- **Work to do**
Copy the stretch of records from the line containing "bar-neg_dave: [985, 592, 1064, 605]" through the line containing "x-tick-mark: [1331, 605, 1335, 618]", reproducing each line without any change.

Excerpts from a layout annotation set:
───

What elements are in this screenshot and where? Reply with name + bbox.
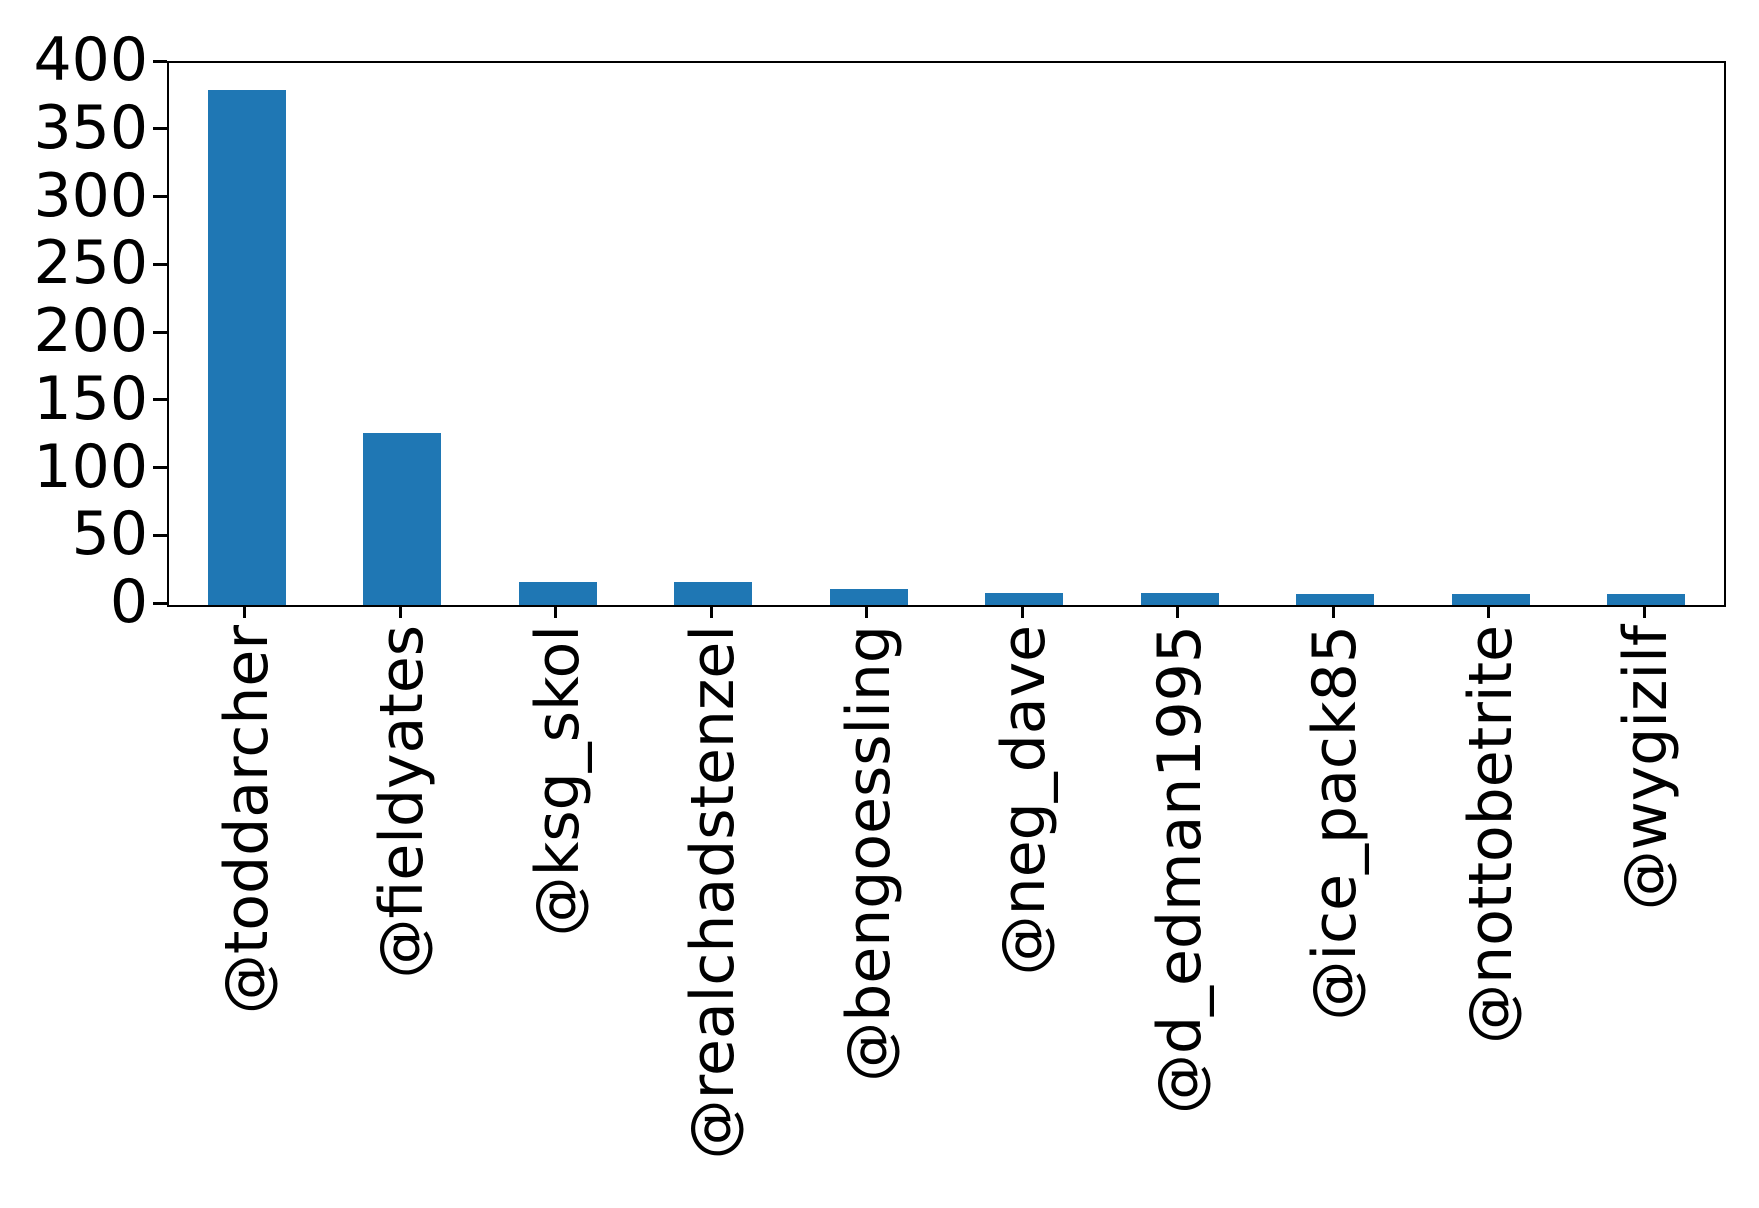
bar-neg_dave: [985, 592, 1064, 605]
bar-toddarcher: [207, 90, 286, 605]
x-tick-label-text: @toddarcher: [211, 625, 282, 1015]
x-tick-mark: [1487, 605, 1491, 618]
y-tick-mark: [153, 330, 167, 334]
x-tick-mark: [243, 605, 247, 618]
y-tick-label: 350: [33, 92, 148, 163]
x-tick-label-text: @wygizilf: [1611, 625, 1682, 911]
bar-fieldyates: [363, 432, 442, 605]
bar-d_edman1995: [1140, 592, 1219, 605]
plot-area: [167, 61, 1726, 607]
y-tick-mark: [153, 262, 167, 266]
x-tick-mark: [1020, 605, 1024, 618]
bar-nottobetrite: [1451, 594, 1530, 605]
x-tick-label-text: @realchadstenzel: [678, 625, 749, 1160]
bar-realchadstenzel: [674, 581, 753, 605]
y-tick-mark: [153, 398, 167, 402]
y-tick-label: 250: [33, 228, 148, 299]
y-tick-mark: [153, 195, 167, 198]
x-tick-mark: [398, 605, 402, 618]
x-tick-mark: [865, 605, 869, 618]
bar-wygizilf: [1607, 594, 1686, 605]
bar-ksg_skol: [518, 581, 597, 605]
x-tick-label-text: @nottobetrite: [1455, 625, 1526, 1044]
y-tick-mark: [153, 601, 167, 605]
x-tick-label-text: @neg_dave: [989, 625, 1060, 976]
x-tick-label-text: @bengoessling: [833, 625, 904, 1082]
x-tick-mark: [709, 605, 713, 618]
y-tick-label: 100: [33, 431, 148, 502]
x-tick-label-text: @ksg_skol: [522, 625, 593, 937]
y-tick-mark: [153, 466, 167, 469]
x-tick-mark: [1642, 605, 1646, 618]
y-tick-label: 50: [71, 499, 148, 570]
y-tick-mark: [153, 533, 167, 537]
x-tick-mark: [1176, 605, 1180, 618]
x-tick-mark: [1331, 605, 1335, 618]
y-tick-mark: [153, 59, 167, 63]
y-tick-label: 300: [33, 160, 148, 231]
x-tick-label-text: @fieldyates: [367, 625, 438, 979]
y-tick-label: 200: [33, 296, 148, 366]
x-tick-mark: [554, 605, 558, 618]
y-tick-label: 400: [33, 25, 148, 95]
y-tick-mark: [153, 127, 167, 131]
x-tick-label-text: @ice_pack85: [1300, 625, 1371, 1021]
y-tick-label: 150: [33, 363, 148, 434]
x-tick-label-text: @d_edman1995: [1144, 625, 1215, 1115]
bar-bengoessling: [829, 588, 908, 605]
y-tick-label: 0: [109, 567, 148, 637]
bar-ice_pack85: [1296, 594, 1375, 605]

───

- **Answer to this problem**
bar-neg_dave: [985, 592, 1064, 605]
bar-toddarcher: [207, 90, 286, 605]
x-tick-label-text: @toddarcher: [211, 625, 282, 1015]
x-tick-mark: [1487, 605, 1491, 618]
y-tick-mark: [153, 330, 167, 334]
x-tick-mark: [243, 605, 247, 618]
y-tick-label: 350: [33, 92, 148, 163]
x-tick-label-text: @wygizilf: [1611, 625, 1682, 911]
bar-fieldyates: [363, 432, 442, 605]
bar-d_edman1995: [1140, 592, 1219, 605]
plot-area: [167, 61, 1726, 607]
y-tick-mark: [153, 262, 167, 266]
x-tick-mark: [1020, 605, 1024, 618]
bar-nottobetrite: [1451, 594, 1530, 605]
x-tick-label-text: @realchadstenzel: [678, 625, 749, 1160]
bar-realchadstenzel: [674, 581, 753, 605]
y-tick-mark: [153, 398, 167, 402]
y-tick-label: 250: [33, 228, 148, 299]
y-tick-mark: [153, 195, 167, 198]
x-tick-mark: [398, 605, 402, 618]
x-tick-mark: [865, 605, 869, 618]
bar-wygizilf: [1607, 594, 1686, 605]
bar-ksg_skol: [518, 581, 597, 605]
x-tick-label-text: @nottobetrite: [1455, 625, 1526, 1044]
y-tick-mark: [153, 601, 167, 605]
x-tick-label-text: @neg_dave: [989, 625, 1060, 976]
x-tick-label-text: @bengoessling: [833, 625, 904, 1082]
x-tick-mark: [709, 605, 713, 618]
y-tick-label: 100: [33, 431, 148, 502]
x-tick-label-text: @ksg_skol: [522, 625, 593, 937]
y-tick-mark: [153, 466, 167, 469]
x-tick-mark: [1642, 605, 1646, 618]
y-tick-label: 50: [71, 499, 148, 570]
y-tick-mark: [153, 533, 167, 537]
x-tick-mark: [1176, 605, 1180, 618]
x-tick-mark: [1331, 605, 1335, 618]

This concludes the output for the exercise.